Kaynak metin
■ ■ ■ ■

Uzun zamandır her ne varsa derinlerde yaşıyoruz…Derin enflasyon…Derin yoksulluk…Derin yalnızlık…Bizimkisi bayağı bir garip derinlik…Derin mi derin…Derinden daha derin…Düşen kaybolup gidiyor o derinliklerde…
Dibe vurduk çakıldık kaldık…Derinlerde, derinliği meçhul bir yerlerde debelenip duruyoruz.
Serinlik ararken, garip bir derinlik karşıladı her birimizi…
“Ağlama değmez hayat” şarkısı kimi teselli edecek bilmem.
Türk lirasının dibe vurduğu, ekonominin dip yaptığı, dibe vuran, dipte kalan, kendini toparlayacak hali kalmamış insan sayısının her geçen gün arttığı bir dönemin tam da ortasında kalakaldığımızı kimselere anlatamaz olduk!
Zarar-ziyan noktasında hem derdimiz büyük hem de yaşadığımız hayal kırıklığı öyle böyle değil!
Olur mu öyle şey dediğimiz ne varsa oldu.
Hem öyle bir oldu ki, tahminler ötesi…
Zarardan-kârdan geçtik…
Her geçen gün daha da fakirleştiğimizi, alım gücümüzün kalmadığını bizzat yaşayarak görmedik mi?

■ ■ ■ ■

Verilen satırlar
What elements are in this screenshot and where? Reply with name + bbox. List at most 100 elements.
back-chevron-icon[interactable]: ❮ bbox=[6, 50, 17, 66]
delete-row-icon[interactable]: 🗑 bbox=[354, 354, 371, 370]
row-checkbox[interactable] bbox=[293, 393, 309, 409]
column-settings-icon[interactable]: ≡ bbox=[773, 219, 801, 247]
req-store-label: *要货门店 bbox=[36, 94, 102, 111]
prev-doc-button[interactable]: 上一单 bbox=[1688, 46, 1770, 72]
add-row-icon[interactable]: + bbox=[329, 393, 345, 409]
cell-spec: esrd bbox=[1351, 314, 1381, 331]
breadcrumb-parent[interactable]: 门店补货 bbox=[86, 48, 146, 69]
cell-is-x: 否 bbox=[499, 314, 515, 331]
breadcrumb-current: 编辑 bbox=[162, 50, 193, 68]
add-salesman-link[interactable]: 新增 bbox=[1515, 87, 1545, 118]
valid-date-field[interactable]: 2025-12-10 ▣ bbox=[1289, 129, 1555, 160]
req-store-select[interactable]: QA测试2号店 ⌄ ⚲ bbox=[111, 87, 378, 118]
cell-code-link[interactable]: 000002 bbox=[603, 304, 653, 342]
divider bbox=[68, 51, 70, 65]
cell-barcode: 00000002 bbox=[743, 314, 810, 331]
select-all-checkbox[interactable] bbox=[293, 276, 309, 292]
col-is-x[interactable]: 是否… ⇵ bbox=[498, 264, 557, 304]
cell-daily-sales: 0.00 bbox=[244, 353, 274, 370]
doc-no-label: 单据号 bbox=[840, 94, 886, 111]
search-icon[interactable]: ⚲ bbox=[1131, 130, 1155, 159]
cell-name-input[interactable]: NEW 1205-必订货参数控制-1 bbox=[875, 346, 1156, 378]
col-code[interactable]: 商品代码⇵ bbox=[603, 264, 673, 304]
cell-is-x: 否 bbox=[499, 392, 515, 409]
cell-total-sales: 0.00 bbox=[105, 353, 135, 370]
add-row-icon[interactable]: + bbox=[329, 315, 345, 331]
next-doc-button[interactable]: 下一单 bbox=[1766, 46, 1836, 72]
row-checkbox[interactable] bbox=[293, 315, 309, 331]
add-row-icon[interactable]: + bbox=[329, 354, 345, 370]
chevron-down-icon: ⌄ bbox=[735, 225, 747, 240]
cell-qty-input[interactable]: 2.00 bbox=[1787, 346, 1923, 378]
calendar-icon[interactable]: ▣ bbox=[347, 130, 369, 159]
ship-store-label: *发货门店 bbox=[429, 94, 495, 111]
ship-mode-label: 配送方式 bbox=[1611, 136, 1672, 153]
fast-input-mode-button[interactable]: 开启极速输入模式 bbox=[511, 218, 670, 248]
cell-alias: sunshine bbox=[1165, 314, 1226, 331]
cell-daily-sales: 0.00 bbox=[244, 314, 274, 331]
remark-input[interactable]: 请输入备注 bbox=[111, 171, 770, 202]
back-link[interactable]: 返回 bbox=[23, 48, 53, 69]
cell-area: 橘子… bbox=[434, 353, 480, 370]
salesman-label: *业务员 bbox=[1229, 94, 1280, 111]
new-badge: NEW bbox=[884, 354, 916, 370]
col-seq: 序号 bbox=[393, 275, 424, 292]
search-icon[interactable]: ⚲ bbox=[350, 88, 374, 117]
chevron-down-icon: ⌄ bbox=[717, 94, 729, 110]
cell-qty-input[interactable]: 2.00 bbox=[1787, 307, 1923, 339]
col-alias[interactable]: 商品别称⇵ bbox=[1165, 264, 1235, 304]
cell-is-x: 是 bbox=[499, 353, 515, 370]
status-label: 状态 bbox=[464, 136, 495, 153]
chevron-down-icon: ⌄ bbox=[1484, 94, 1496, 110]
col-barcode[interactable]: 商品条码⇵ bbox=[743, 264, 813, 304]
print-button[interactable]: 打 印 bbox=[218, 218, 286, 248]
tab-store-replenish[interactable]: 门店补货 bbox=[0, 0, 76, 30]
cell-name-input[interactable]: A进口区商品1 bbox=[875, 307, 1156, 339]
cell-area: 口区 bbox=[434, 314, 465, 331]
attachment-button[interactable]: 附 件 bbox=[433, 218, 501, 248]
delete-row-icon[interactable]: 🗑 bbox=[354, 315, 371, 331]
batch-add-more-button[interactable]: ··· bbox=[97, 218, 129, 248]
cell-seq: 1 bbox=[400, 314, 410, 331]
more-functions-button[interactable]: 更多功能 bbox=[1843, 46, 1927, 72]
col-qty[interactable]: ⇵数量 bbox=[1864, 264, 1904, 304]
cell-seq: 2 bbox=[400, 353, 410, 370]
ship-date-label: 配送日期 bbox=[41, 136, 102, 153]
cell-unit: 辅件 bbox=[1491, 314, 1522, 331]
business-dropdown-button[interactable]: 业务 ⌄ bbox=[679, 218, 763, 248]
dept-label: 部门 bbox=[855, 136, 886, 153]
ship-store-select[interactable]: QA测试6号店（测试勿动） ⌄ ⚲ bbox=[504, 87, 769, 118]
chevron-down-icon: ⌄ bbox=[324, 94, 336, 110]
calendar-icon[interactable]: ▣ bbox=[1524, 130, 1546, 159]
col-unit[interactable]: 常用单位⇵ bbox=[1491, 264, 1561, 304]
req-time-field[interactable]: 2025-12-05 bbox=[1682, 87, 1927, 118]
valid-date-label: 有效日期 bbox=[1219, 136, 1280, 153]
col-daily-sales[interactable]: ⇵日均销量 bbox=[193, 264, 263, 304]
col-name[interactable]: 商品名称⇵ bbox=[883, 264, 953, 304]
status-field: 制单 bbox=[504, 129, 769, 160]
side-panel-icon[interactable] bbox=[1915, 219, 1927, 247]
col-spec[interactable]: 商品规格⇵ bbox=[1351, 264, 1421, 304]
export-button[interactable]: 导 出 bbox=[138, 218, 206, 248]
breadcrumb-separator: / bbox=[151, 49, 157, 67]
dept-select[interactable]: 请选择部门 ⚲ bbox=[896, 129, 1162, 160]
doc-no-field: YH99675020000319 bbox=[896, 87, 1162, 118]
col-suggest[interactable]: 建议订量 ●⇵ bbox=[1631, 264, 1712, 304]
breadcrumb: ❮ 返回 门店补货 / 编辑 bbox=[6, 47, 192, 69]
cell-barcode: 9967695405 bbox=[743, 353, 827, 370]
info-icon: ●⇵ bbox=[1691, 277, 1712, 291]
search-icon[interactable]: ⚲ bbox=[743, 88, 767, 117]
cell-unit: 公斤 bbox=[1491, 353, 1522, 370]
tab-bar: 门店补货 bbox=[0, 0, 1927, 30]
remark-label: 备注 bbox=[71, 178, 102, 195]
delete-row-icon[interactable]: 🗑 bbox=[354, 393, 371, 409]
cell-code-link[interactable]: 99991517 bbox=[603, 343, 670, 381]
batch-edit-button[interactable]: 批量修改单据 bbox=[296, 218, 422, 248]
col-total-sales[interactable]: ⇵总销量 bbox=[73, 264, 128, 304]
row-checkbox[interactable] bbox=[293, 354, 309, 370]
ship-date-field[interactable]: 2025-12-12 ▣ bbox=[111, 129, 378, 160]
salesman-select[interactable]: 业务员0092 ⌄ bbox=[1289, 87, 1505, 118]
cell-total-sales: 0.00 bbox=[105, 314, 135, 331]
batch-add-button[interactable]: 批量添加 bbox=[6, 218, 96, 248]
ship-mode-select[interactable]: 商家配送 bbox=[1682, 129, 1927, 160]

■ ■ ■ ■

Görev 1
Derinlik üzerine yazıda “Türk lirasının dibe” sözlerinden “ne varsa oldu.” sözlerine kadar olan bölümü lütfen hiç değiştirmeden yeniden yaz.
Görev 2
Derinlik üzerine yazıyı kaldığı yerden sürdür.

Doğru cevap 1
Türk lirasının dibe vurduğu, ekonominin dip yaptığı, dibe vuran, dipte kalan, kendini toparlayacak hali kalmamış insan sayısının her geçen gün arttığı bir dönemin tam da ortasında kalakaldığımızı kimselere anlatamaz olduk!
Zarar-ziyan noktasında hem derdimiz büyük hem de yaşadığımız hayal kırıklığı öyle böyle değil!
Olur mu öyle şey dediğimiz ne varsa oldu.

Doğru cevap 2
Elimizdeki ve cebimizdeki paranın markete, çarşıya, pazara yetmediğini, evlerimize eli boş dönmeyi bir türlü içimize sindiremediğimizi birebir yaşamadık mı?
Dibi görülmeyen, gözle seçilmeyen derinliklere nasıl girdik?
Nasıl çıkacağız bu derinliği belli olmayan sulardan? Ne zaman?
*****
Dip deyince, dibe vurmak deyince, derinlik deyince dalıp gidiyor insan…Aç kalmak, işsiz aşsız kalmak, dükkânı açamamak, borcu-harcı, kirayı ödeyememek, faturalar karşısında çıkış yolu bulamamak ne midir?
Adına ister dibe vurmak deyin…
İster derinlik…
Düşünüp kalma faslında…
İşin içinden çıkılamaz bir halde…
Kimimiz efkârlandı kaldı!
Kimimiz dağlara taşlara vurdu!
Kimimiz kendini dışarı attı, ıssız sokaklarda hüngür hüngür ağladı!
Kimimiz olmayan o çareleri aradı, bulamadı!
Sonra bir daha toparladı kendini…
Yaşadım mı, öldüm mü anlayamadım dedi…
*****
Yalan dünya kime kaldı ki?
Kim sahip oldu ki?
Dünya milyarlarca insanın mezarlığı aslında.
Dünya bizim, biz yöneteceğiz, bizim elimizden kimse alamayacak diye düşünenlerde bu ucu bucağı belli olmayan mezarlığa talip oldular.
Bir süre sonra, onlara gel denildiğinde, o mezarlığa gömülecekler.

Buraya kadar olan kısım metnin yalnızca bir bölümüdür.